EXERCISE:
Give only the number of lines in the records that include the string "JSON".

MATERIAL TO PROCESS:
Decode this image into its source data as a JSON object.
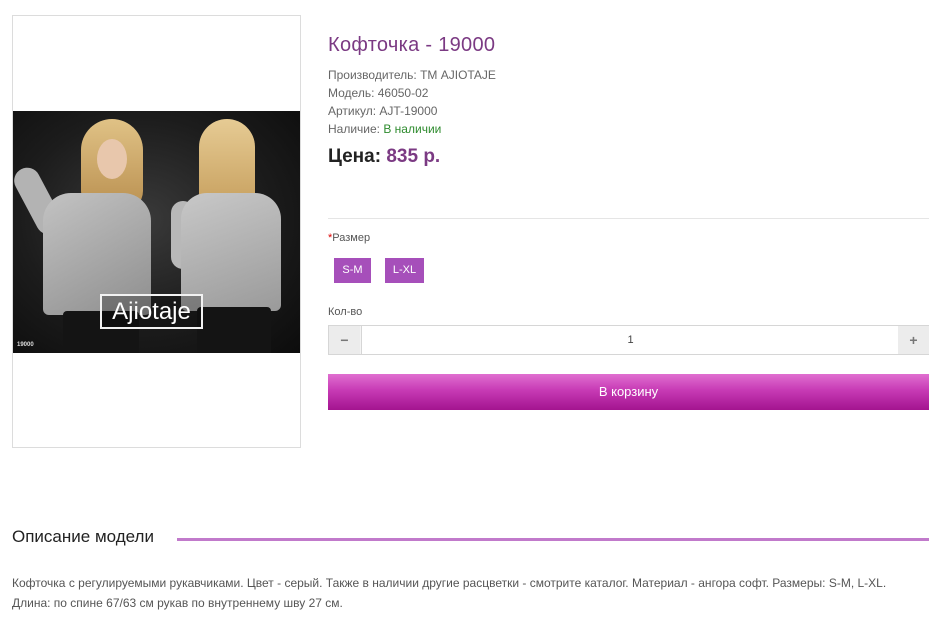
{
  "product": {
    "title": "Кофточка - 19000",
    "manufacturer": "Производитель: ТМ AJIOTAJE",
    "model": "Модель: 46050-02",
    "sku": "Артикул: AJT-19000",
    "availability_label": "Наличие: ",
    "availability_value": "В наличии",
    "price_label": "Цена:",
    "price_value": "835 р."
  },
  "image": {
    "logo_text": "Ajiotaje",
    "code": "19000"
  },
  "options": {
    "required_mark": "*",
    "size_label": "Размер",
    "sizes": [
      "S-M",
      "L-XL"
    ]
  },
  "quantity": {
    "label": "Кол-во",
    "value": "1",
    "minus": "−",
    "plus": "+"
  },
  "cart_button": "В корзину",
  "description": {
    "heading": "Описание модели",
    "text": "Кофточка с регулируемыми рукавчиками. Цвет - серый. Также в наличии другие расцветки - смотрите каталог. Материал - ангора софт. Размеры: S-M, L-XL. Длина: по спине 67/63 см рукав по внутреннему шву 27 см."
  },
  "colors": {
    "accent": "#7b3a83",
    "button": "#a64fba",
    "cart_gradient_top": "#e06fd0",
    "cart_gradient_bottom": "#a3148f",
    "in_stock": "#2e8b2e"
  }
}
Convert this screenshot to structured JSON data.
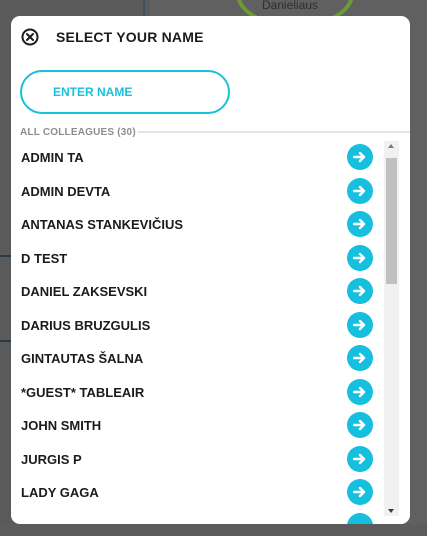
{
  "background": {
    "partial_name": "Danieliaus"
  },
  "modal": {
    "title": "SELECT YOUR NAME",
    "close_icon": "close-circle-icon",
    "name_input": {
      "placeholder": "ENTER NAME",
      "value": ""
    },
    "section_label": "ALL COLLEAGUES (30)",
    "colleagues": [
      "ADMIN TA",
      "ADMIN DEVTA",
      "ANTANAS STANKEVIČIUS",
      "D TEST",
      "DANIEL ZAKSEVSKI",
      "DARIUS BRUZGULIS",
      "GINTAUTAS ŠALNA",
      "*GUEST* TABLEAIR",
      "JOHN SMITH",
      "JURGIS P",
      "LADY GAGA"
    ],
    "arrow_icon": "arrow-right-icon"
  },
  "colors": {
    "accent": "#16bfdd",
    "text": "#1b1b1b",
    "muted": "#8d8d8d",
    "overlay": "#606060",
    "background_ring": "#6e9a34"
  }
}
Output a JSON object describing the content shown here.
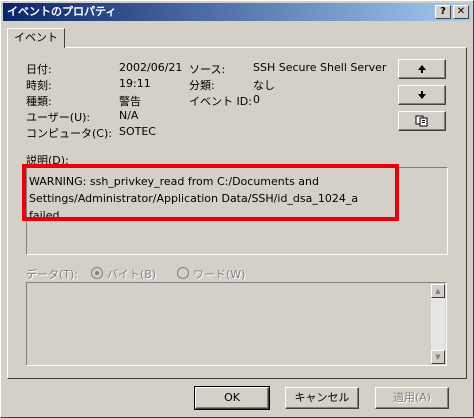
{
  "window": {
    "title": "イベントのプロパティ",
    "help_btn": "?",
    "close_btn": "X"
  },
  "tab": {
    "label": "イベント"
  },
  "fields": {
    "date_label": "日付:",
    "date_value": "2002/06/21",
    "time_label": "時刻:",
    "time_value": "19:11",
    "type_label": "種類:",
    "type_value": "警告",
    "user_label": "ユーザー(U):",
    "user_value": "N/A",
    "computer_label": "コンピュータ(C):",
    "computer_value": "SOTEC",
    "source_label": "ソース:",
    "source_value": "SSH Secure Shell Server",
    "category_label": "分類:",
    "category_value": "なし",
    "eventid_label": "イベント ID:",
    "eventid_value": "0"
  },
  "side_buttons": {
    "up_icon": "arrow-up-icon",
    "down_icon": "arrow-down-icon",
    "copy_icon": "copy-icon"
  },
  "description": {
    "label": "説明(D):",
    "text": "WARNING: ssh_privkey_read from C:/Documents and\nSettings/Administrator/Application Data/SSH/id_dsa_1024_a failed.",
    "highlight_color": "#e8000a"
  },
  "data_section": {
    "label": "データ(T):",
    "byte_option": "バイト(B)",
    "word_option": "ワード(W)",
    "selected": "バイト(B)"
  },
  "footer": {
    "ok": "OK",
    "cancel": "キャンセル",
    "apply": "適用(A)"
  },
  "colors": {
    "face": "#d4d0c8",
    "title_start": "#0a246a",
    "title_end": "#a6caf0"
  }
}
...
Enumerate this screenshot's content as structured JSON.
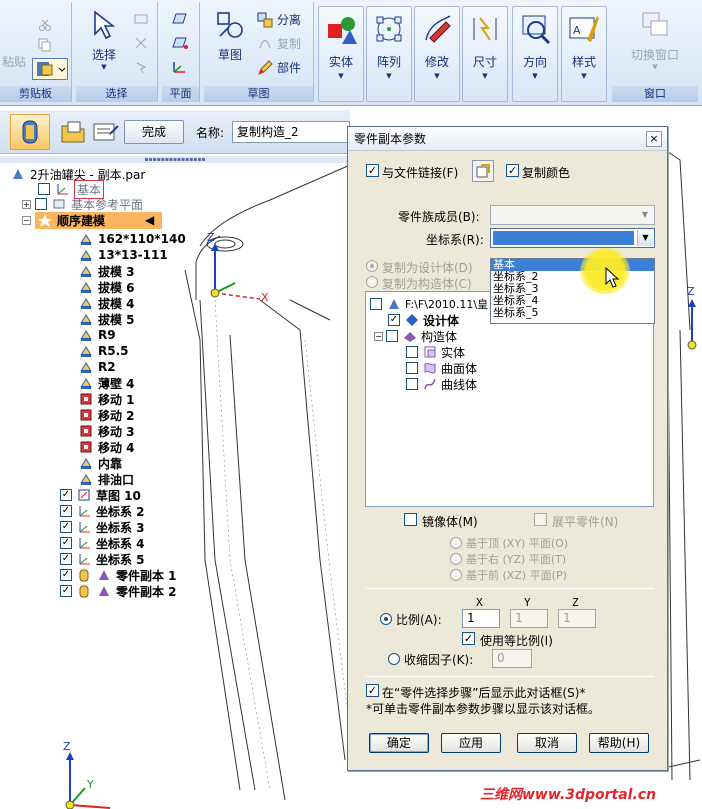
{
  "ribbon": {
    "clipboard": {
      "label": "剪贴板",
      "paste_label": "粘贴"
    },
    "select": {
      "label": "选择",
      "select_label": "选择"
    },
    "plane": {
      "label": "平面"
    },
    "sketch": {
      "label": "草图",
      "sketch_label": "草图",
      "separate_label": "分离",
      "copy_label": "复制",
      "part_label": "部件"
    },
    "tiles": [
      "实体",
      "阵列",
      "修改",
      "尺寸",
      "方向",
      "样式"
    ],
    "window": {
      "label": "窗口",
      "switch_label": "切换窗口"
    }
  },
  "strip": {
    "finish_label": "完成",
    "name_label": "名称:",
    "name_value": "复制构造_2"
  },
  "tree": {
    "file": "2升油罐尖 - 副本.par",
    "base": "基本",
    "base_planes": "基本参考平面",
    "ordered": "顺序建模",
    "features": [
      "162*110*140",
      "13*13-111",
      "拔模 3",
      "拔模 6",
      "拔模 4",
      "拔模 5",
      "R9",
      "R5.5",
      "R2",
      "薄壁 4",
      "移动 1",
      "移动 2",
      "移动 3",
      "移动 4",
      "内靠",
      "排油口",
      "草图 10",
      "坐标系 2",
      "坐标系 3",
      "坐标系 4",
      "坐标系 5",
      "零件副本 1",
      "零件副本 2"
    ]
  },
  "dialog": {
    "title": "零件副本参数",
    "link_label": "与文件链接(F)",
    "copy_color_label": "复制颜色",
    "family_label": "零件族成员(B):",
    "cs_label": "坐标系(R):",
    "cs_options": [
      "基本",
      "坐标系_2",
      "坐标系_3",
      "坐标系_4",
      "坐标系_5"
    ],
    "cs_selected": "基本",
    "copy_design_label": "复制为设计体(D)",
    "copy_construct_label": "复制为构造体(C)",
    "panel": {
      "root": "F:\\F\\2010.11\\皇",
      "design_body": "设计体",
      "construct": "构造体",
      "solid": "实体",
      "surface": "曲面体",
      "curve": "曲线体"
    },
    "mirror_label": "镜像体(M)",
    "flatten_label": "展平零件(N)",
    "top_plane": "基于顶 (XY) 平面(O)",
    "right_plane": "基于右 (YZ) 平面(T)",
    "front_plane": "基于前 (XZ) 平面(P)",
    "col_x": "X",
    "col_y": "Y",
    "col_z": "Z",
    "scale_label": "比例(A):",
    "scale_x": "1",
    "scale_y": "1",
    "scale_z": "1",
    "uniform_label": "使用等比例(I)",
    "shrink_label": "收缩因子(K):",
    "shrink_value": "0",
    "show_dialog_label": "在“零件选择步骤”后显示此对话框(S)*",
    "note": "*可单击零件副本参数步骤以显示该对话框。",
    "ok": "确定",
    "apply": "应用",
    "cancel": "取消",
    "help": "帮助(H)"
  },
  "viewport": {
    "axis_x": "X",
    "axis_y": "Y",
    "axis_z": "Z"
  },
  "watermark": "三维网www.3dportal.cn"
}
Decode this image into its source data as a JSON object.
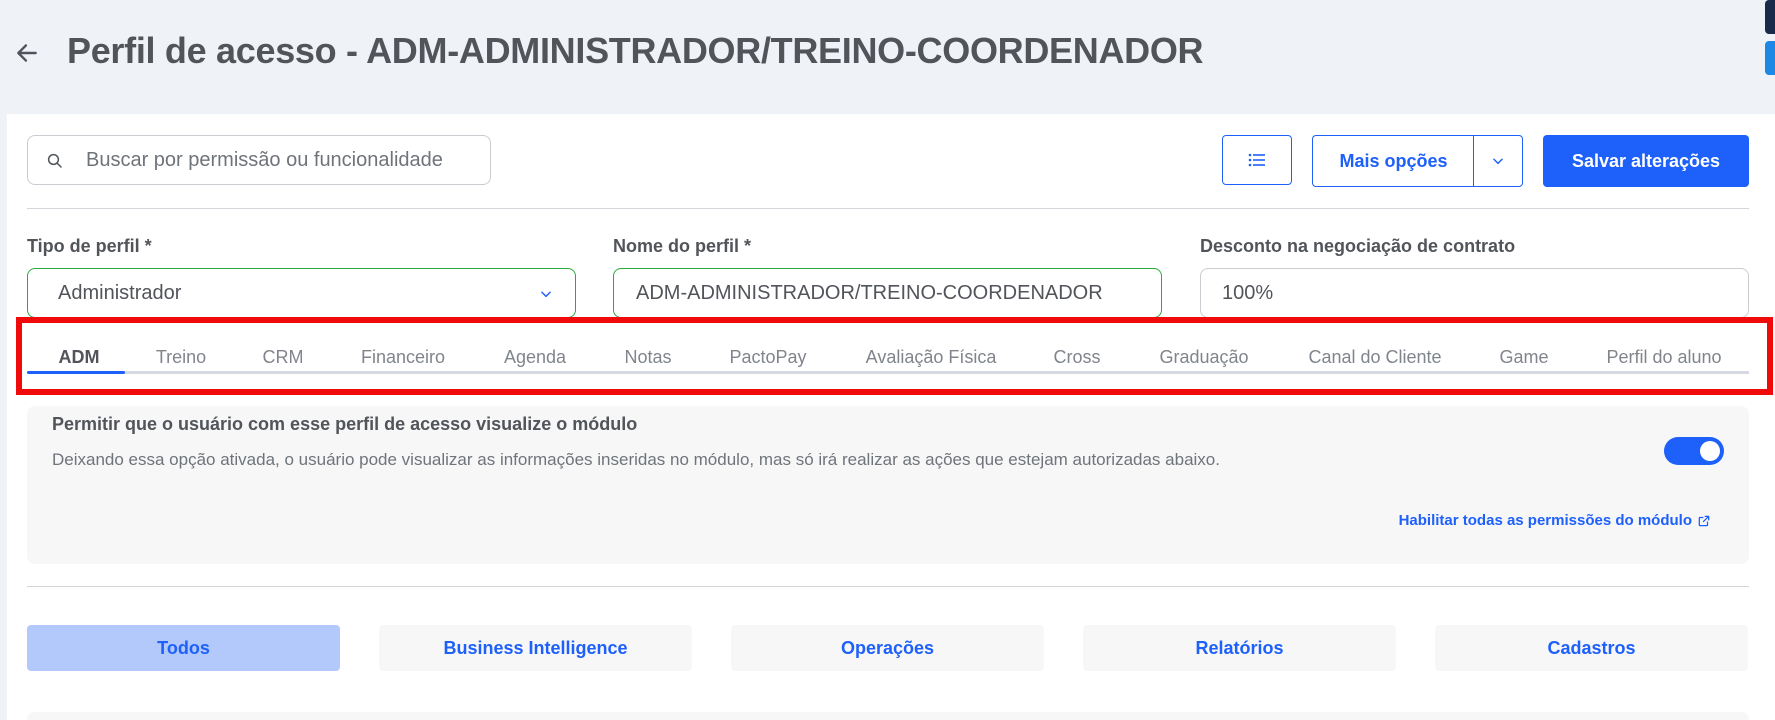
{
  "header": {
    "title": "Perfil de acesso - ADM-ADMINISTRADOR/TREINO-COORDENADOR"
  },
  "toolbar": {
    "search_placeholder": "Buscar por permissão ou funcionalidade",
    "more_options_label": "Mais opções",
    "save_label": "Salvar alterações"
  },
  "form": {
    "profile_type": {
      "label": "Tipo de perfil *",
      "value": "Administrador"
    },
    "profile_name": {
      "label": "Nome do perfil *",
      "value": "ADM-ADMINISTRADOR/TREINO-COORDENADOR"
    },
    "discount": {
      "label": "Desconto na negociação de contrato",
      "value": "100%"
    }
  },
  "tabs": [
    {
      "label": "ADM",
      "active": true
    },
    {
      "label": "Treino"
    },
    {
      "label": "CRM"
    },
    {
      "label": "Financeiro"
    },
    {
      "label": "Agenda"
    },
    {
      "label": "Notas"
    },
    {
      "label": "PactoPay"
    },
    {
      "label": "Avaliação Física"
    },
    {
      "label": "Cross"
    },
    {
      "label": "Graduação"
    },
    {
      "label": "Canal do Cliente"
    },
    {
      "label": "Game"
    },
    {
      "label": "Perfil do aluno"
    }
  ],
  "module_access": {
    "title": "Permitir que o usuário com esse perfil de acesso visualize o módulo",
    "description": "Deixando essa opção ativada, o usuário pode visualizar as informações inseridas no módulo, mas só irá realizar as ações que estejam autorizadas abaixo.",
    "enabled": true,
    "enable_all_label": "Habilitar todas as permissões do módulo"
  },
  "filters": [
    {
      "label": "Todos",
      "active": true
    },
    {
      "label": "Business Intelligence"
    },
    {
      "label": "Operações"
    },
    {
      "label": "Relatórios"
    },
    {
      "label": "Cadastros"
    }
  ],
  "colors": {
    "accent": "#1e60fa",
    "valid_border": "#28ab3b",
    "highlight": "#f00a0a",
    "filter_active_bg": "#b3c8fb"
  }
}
---
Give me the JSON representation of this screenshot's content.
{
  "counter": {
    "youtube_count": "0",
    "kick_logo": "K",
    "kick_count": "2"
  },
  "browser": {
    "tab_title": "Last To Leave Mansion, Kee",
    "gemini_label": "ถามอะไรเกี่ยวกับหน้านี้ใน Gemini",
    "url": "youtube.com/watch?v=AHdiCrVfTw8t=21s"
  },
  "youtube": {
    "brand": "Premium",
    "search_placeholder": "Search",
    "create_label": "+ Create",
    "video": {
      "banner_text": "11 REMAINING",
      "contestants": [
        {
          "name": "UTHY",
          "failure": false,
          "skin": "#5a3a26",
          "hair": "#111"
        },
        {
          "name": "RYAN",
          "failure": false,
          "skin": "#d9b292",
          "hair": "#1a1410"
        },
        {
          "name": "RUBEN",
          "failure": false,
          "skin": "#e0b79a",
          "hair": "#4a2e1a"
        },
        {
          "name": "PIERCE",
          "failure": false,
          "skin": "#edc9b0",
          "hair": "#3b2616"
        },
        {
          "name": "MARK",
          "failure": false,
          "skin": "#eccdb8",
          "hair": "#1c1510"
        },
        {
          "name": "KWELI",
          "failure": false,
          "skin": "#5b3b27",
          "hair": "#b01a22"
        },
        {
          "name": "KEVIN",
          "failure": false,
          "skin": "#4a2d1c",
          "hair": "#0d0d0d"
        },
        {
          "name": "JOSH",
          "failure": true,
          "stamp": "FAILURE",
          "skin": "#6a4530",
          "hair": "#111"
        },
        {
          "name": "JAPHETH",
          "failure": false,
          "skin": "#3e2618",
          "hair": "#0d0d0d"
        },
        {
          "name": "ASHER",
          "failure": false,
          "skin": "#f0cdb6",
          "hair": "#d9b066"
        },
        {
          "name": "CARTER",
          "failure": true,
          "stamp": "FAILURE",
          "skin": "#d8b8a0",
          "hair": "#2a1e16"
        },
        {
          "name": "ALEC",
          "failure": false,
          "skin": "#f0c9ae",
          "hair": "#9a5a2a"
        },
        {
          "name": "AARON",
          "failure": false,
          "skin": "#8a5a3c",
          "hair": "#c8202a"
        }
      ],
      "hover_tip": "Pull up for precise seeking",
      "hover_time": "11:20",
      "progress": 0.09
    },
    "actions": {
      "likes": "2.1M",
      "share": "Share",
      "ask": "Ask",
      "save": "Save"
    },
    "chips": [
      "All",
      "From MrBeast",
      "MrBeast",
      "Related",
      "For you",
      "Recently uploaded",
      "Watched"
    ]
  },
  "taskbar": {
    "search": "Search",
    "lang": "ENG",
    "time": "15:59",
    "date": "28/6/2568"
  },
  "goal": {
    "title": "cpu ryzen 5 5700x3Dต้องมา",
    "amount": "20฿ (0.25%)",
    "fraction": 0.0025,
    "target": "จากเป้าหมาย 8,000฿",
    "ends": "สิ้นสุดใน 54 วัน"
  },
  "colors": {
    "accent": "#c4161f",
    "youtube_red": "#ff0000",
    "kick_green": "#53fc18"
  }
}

TASK RESPONSE:
6